- _EXERCISE DESCRIPTION_
Identify every line of the material below that contains the string "share", and copy each of those lines. Case counts.

Some records
########################################

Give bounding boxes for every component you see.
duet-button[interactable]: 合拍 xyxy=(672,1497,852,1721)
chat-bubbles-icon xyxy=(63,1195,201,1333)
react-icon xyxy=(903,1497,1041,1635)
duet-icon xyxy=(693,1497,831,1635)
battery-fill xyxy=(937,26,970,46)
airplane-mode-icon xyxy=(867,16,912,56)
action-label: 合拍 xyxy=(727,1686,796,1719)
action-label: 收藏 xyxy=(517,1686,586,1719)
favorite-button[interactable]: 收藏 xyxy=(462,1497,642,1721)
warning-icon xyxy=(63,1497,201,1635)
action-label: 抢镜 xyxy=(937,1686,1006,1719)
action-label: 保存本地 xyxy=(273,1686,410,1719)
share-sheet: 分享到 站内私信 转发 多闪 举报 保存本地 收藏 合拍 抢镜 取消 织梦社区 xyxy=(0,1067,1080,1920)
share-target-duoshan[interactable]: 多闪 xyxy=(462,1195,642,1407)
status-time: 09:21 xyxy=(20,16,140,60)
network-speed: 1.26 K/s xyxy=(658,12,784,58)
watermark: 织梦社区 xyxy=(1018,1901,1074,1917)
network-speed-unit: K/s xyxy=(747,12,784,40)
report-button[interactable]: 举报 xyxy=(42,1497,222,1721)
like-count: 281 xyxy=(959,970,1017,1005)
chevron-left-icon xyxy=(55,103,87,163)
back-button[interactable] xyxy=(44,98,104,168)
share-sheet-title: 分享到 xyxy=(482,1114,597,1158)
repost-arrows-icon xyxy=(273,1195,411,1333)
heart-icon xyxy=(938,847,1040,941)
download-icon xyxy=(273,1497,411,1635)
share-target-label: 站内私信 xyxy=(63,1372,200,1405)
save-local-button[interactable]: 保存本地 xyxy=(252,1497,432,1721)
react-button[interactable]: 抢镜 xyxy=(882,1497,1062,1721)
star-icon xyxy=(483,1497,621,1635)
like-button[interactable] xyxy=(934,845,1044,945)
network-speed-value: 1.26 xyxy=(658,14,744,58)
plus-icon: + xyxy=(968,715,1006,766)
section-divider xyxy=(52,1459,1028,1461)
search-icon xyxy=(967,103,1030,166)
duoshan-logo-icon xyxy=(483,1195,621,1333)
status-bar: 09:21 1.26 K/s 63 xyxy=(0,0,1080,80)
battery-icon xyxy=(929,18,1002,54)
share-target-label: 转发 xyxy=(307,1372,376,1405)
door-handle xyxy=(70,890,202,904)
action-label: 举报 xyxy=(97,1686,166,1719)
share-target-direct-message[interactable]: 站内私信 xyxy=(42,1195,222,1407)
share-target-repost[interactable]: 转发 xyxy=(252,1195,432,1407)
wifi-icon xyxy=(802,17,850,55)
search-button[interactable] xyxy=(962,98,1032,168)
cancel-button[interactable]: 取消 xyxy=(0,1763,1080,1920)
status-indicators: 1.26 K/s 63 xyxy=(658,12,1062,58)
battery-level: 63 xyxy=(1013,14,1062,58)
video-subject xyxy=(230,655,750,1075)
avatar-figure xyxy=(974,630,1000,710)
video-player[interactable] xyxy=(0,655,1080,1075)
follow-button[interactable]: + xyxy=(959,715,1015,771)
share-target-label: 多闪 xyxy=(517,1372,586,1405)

########################################

- _WRITTEN RESPONSE_
share-sheet: 分享到 站内私信 转发 多闪 举报 保存本地 收藏 合拍 抢镜 取消 织梦社区 xyxy=(0,1067,1080,1920)
share-target-duoshan[interactable]: 多闪 xyxy=(462,1195,642,1407)
share-sheet-title: 分享到 xyxy=(482,1114,597,1158)
share-target-label: 站内私信 xyxy=(63,1372,200,1405)
share-target-label: 转发 xyxy=(307,1372,376,1405)
share-target-direct-message[interactable]: 站内私信 xyxy=(42,1195,222,1407)
share-target-repost[interactable]: 转发 xyxy=(252,1195,432,1407)
share-target-label: 多闪 xyxy=(517,1372,586,1405)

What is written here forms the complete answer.